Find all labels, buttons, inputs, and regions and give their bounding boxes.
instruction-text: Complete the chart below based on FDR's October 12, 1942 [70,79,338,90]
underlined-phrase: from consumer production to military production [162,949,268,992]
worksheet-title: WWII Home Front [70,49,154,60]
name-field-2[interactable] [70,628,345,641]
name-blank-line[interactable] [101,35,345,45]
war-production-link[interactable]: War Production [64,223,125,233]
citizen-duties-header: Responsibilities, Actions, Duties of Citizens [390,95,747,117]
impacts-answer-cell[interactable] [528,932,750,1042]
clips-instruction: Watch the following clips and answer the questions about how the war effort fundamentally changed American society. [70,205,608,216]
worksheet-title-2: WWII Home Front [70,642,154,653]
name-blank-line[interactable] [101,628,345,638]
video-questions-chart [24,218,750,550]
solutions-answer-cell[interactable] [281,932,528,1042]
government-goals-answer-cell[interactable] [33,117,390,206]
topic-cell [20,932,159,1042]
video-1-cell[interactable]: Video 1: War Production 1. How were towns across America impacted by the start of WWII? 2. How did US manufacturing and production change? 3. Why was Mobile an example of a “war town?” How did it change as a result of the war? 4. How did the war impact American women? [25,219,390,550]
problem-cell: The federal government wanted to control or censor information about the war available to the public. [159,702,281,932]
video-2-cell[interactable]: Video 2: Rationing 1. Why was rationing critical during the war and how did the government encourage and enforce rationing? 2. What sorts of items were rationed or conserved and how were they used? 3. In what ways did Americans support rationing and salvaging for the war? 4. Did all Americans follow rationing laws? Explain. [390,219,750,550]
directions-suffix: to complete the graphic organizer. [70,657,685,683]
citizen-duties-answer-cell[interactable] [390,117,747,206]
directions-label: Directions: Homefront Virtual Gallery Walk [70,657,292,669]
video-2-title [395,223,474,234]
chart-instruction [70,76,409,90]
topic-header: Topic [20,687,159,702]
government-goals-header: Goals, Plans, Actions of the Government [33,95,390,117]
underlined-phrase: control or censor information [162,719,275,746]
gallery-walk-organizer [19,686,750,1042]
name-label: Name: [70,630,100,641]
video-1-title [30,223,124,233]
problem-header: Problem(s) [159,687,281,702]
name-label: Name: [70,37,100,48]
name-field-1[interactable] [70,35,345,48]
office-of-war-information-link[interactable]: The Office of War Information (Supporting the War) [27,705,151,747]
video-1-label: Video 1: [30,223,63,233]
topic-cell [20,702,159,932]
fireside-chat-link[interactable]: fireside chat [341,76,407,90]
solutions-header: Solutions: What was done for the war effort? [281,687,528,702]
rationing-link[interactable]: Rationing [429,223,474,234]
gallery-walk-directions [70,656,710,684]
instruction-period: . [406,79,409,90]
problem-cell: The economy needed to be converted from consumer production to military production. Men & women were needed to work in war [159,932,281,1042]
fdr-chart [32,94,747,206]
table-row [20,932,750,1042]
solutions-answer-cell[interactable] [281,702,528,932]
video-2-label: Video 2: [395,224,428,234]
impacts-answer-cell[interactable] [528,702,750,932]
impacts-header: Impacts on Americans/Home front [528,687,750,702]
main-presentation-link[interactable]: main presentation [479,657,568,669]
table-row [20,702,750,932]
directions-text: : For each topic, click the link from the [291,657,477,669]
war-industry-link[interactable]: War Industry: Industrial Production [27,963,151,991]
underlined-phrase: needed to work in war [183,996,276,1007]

Your goal:
Retype every row above, keeping each line unchanged.

Worked solution:
Find all labels, buttons, inputs, and regions and give their bounding boxes.
instruction-text: Complete the chart below based on FDR's October 12, 1942 [70,79,338,90]
underlined-phrase: from consumer production to military production [162,949,268,992]
worksheet-title: WWII Home Front [70,49,154,60]
name-field-2[interactable] [70,628,345,641]
name-blank-line[interactable] [101,35,345,45]
war-production-link[interactable]: War Production [64,223,125,233]
citizen-duties-header: Responsibilities, Actions, Duties of Citizens [390,95,747,117]
impacts-answer-cell[interactable] [528,932,750,1042]
clips-instruction: Watch the following clips and answer the questions about how the war effort fundamentally changed American society. [70,205,608,216]
worksheet-title-2: WWII Home Front [70,642,154,653]
name-blank-line[interactable] [101,628,345,638]
video-questions-chart [24,218,750,550]
solutions-answer-cell[interactable] [281,932,528,1042]
government-goals-answer-cell[interactable] [33,117,390,206]
topic-cell [20,932,159,1042]
video-1-cell[interactable]: Video 1: War Production 1. How were towns across America impacted by the start of WWII? 2. How did US manufacturing and production change? 3. Why was Mobile an example of a “war town?” How did it change as a result of the war? 4. How did the war impact American women? [25,219,390,550]
problem-cell: The federal government wanted to control or censor information about the war available to the public. [159,702,281,932]
video-2-cell[interactable]: Video 2: Rationing 1. Why was rationing critical during the war and how did the government encourage and enforce rationing? 2. What sorts of items were rationed or conserved and how were they used? 3. In what ways did Americans support rationing and salvaging for the war? 4. Did all Americans follow rationing laws? Explain. [390,219,750,550]
directions-suffix: to complete the graphic organizer. [70,657,685,683]
citizen-duties-answer-cell[interactable] [390,117,747,206]
directions-label: Directions: Homefront Virtual Gallery Walk [70,657,292,669]
video-2-title [395,223,474,234]
chart-instruction [70,76,409,90]
topic-header: Topic [20,687,159,702]
government-goals-header: Goals, Plans, Actions of the Government [33,95,390,117]
underlined-phrase: control or censor information [162,719,275,746]
gallery-walk-organizer [19,686,750,1042]
name-label: Name: [70,630,100,641]
video-1-title [30,223,124,233]
problem-header: Problem(s) [159,687,281,702]
name-label: Name: [70,37,100,48]
name-field-1[interactable] [70,35,345,48]
office-of-war-information-link[interactable]: The Office of War Information (Supporting the War) [27,705,151,747]
video-1-label: Video 1: [30,223,63,233]
topic-cell [20,702,159,932]
fireside-chat-link[interactable]: fireside chat [341,76,407,90]
solutions-header: Solutions: What was done for the war effort? [281,687,528,702]
rationing-link[interactable]: Rationing [429,223,474,234]
gallery-walk-directions [70,656,710,684]
instruction-period: . [406,79,409,90]
problem-cell: The economy needed to be converted from consumer production to military production. Men & women were needed to work in war [159,932,281,1042]
fdr-chart [32,94,747,206]
table-row [20,932,750,1042]
solutions-answer-cell[interactable] [281,702,528,932]
video-2-label: Video 2: [395,224,428,234]
impacts-answer-cell[interactable] [528,702,750,932]
impacts-header: Impacts on Americans/Home front [528,687,750,702]
main-presentation-link[interactable]: main presentation [479,657,568,669]
table-row [20,702,750,932]
directions-text: : For each topic, click the link from the [291,657,477,669]
war-industry-link[interactable]: War Industry: Industrial Production [27,963,151,991]
underlined-phrase: needed to work in war [183,996,276,1007]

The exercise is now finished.